START The data

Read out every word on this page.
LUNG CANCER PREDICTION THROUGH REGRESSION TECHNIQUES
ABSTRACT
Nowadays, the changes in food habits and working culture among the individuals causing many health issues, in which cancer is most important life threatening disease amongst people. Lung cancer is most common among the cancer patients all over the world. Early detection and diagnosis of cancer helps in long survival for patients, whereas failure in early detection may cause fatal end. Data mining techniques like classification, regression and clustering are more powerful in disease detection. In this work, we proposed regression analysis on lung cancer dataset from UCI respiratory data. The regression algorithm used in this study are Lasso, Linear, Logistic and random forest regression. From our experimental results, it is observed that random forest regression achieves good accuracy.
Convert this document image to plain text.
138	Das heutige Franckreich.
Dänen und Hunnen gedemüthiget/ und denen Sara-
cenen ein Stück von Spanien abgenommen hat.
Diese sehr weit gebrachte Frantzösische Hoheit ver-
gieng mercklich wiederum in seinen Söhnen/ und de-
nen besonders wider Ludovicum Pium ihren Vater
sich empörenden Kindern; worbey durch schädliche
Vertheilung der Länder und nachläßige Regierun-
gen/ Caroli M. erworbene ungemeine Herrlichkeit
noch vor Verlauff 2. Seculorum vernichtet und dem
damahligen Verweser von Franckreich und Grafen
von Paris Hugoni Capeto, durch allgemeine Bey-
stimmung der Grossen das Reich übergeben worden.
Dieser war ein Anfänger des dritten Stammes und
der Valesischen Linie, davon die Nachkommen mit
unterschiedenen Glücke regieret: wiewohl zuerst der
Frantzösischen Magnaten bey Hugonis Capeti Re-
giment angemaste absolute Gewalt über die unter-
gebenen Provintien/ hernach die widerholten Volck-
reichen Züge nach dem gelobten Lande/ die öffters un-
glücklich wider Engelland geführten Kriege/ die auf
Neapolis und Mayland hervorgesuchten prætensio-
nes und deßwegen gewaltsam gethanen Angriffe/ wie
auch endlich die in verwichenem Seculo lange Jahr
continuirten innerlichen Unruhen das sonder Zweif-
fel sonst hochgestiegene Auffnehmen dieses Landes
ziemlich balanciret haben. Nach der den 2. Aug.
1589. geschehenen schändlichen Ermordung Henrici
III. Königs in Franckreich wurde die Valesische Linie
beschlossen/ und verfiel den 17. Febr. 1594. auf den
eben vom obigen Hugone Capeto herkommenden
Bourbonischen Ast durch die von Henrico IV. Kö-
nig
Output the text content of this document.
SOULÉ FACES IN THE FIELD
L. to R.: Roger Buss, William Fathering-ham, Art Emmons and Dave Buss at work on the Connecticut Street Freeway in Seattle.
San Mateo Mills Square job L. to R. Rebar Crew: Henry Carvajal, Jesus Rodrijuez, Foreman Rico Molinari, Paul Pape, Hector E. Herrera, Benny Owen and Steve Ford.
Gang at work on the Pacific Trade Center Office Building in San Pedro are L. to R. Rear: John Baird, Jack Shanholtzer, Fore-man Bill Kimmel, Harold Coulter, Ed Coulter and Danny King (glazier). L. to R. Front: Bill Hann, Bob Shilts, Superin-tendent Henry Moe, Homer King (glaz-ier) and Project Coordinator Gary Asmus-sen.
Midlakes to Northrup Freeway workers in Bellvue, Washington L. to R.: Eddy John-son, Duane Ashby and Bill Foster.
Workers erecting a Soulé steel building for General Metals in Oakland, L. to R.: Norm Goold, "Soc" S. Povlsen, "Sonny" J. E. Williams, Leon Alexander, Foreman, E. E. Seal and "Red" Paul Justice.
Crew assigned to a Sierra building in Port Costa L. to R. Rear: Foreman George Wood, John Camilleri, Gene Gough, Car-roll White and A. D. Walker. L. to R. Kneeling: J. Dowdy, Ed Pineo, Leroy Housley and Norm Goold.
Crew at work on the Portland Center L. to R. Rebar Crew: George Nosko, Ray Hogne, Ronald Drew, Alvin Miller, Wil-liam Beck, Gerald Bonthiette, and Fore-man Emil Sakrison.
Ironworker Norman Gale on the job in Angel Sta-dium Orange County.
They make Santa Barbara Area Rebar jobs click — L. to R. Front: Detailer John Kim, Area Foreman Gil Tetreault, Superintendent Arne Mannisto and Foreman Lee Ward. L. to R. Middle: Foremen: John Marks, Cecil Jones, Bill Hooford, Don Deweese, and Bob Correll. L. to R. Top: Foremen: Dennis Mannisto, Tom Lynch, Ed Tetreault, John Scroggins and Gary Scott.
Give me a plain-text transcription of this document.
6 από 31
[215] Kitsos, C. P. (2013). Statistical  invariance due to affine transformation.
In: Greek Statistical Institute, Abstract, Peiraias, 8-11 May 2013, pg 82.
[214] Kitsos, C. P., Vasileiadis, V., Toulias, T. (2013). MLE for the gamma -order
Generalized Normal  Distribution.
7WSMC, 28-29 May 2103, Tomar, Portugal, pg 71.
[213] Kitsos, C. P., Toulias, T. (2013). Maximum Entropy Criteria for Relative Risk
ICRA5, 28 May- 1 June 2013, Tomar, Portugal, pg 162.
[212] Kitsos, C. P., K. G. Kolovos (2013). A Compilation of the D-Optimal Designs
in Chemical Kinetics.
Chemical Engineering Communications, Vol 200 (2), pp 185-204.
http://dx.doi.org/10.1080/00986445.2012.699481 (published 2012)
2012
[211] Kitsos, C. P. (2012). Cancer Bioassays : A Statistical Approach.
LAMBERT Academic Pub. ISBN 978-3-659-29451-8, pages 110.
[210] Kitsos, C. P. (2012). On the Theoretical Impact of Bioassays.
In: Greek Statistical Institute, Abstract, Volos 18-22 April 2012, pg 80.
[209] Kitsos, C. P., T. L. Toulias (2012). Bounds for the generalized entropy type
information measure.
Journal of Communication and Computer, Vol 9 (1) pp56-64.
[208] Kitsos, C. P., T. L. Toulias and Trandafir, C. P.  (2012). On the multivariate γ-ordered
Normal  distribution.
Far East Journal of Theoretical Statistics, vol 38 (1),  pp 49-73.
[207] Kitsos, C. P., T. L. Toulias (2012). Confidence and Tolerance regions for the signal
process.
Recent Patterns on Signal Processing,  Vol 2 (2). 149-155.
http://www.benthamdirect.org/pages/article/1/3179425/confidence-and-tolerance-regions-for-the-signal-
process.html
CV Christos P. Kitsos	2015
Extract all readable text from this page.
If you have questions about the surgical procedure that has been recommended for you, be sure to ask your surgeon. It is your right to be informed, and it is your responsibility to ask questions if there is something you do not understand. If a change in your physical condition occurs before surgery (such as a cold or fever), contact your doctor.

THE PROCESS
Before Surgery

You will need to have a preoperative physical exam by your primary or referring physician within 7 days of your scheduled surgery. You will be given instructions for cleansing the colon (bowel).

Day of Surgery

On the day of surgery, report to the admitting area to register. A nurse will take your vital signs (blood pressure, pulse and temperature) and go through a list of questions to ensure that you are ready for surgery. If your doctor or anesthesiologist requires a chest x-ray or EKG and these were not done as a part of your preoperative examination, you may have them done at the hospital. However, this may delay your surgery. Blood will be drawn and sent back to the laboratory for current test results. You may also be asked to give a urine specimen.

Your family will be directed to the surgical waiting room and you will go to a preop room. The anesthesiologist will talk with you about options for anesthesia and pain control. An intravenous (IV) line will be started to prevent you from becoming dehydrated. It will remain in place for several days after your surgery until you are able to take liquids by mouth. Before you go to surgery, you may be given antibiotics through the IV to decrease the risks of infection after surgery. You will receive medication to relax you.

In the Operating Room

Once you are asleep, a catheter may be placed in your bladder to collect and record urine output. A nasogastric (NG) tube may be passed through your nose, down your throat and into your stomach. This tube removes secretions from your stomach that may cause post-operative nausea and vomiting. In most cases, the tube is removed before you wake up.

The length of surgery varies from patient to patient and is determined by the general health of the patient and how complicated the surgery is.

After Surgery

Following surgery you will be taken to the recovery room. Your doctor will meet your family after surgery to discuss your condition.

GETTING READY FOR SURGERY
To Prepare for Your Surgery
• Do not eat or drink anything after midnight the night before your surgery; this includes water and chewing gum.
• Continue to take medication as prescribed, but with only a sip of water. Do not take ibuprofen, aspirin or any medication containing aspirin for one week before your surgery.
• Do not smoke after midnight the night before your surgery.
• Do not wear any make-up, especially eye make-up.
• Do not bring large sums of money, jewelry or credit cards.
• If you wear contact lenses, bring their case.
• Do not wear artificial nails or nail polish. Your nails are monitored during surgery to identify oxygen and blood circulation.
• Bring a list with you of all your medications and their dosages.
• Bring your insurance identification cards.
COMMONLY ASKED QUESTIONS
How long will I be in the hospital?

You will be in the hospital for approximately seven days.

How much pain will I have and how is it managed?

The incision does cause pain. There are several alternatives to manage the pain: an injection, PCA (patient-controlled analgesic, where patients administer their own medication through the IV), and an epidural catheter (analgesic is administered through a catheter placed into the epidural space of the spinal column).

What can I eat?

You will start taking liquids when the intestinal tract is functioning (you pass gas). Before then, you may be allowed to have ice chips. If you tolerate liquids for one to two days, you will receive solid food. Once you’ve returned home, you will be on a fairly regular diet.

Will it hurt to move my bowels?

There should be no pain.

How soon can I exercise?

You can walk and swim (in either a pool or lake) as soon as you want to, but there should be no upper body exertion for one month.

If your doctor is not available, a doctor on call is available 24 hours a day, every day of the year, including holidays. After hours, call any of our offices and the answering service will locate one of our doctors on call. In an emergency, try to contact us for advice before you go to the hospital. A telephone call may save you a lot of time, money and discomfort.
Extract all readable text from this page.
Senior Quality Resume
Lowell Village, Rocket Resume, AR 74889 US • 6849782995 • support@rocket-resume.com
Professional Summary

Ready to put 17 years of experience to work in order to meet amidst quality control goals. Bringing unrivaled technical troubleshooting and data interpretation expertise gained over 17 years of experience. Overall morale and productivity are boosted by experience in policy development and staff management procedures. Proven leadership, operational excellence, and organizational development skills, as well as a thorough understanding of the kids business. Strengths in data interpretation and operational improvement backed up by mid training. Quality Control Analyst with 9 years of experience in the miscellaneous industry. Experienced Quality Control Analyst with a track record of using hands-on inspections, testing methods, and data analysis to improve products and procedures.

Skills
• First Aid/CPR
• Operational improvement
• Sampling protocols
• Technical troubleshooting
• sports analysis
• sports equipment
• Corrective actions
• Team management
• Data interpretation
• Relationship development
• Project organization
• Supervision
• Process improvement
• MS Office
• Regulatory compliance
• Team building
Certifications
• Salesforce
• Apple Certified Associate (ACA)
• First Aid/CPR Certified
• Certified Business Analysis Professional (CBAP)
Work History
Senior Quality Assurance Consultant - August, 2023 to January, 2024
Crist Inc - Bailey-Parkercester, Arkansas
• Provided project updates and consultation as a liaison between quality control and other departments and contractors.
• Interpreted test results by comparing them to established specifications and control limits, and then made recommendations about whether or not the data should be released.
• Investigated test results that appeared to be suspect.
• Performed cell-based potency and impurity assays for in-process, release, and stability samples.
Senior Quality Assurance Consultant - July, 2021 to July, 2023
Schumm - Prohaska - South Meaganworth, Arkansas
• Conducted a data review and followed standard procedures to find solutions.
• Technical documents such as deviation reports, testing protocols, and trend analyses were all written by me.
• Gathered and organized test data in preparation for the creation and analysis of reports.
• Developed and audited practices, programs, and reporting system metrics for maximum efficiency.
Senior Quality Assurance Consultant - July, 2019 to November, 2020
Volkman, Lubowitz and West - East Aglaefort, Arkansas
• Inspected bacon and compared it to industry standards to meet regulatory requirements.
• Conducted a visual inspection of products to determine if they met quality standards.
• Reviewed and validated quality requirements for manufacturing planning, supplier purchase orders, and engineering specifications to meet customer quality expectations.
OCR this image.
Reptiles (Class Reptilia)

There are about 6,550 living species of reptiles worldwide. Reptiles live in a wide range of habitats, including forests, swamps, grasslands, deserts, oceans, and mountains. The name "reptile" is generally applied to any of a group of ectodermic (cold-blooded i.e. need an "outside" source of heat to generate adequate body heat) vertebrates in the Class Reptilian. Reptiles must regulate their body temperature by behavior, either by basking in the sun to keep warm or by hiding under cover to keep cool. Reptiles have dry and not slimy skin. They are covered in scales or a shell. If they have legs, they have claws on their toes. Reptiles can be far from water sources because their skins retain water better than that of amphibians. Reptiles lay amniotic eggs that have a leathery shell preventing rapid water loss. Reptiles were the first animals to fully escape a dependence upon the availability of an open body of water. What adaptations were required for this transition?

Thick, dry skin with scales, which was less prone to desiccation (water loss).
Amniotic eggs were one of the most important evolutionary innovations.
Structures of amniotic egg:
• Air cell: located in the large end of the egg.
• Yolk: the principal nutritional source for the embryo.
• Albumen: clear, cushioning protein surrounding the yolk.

END The data

Work instruction.
When a line among the entries above contains "Toulias", copy it.

Written answer.
[214] Kitsos, C. P., Vasileiadis, V., Toulias, T. (2013). MLE for the gamma -order
[213] Kitsos, C. P., Toulias, T. (2013). Maximum Entropy Criteria for Relative Risk
[209] Kitsos, C. P., T. L. Toulias (2012). Bounds for the generalized entropy type
[208] Kitsos, C. P., T. L. Toulias and Trandafir, C. P.  (2012). On the multivariate γ-ordered
[207] Kitsos, C. P., T. L. Toulias (2012). Confidence and Tolerance regions for the signal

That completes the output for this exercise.